[START DATASET EXCERPTS]

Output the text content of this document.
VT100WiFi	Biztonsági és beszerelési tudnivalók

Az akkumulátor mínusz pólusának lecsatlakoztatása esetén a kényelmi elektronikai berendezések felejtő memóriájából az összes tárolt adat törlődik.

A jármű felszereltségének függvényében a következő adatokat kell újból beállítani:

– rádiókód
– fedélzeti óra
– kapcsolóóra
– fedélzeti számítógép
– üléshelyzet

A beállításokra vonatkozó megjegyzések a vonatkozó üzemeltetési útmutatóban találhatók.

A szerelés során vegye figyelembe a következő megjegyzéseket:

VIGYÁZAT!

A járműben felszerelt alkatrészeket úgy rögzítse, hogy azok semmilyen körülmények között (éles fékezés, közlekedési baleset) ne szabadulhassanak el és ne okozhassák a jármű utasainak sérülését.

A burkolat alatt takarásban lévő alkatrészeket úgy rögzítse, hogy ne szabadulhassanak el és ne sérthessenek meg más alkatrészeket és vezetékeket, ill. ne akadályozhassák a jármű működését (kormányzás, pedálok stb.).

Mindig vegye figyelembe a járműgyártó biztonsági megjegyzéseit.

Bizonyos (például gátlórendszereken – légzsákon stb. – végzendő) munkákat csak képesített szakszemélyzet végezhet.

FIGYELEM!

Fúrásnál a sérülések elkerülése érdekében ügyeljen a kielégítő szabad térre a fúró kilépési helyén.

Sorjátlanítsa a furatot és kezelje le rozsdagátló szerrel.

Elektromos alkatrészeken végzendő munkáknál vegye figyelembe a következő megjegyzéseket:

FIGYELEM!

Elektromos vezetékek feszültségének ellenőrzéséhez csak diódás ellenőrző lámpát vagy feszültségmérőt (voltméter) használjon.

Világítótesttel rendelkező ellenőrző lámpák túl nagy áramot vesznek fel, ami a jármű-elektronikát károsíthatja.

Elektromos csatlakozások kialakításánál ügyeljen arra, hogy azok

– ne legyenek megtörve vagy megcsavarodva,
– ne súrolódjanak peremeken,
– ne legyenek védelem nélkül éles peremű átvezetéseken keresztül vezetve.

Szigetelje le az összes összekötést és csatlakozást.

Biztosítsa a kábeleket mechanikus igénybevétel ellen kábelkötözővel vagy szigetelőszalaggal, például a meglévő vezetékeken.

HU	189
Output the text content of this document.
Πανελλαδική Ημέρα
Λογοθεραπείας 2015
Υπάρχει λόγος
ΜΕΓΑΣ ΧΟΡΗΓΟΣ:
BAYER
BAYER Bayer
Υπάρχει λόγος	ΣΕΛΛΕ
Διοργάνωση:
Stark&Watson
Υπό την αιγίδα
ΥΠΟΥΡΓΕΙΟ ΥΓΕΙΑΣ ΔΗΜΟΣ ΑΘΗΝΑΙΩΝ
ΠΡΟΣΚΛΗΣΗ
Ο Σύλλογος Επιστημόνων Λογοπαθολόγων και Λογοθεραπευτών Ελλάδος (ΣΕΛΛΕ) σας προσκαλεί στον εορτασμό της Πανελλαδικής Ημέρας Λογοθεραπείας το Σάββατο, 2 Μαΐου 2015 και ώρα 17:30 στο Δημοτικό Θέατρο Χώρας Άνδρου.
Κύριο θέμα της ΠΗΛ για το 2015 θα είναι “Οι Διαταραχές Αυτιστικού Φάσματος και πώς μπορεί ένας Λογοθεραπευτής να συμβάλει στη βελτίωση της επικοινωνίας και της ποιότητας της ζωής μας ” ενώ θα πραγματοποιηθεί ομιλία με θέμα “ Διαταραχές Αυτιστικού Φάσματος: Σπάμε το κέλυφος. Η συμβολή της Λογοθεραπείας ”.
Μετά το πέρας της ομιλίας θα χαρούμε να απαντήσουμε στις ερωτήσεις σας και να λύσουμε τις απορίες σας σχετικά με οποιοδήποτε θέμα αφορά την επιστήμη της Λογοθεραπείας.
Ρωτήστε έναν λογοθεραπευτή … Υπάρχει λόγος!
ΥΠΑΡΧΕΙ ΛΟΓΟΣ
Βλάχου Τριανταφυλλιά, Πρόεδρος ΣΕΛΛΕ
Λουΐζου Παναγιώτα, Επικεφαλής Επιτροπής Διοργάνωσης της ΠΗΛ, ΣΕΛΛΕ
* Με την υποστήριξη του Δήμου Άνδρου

[END DATASET EXCERPTS]

Tally the lines above that contain the word "vagy", and reply with only the number.

RESULT
3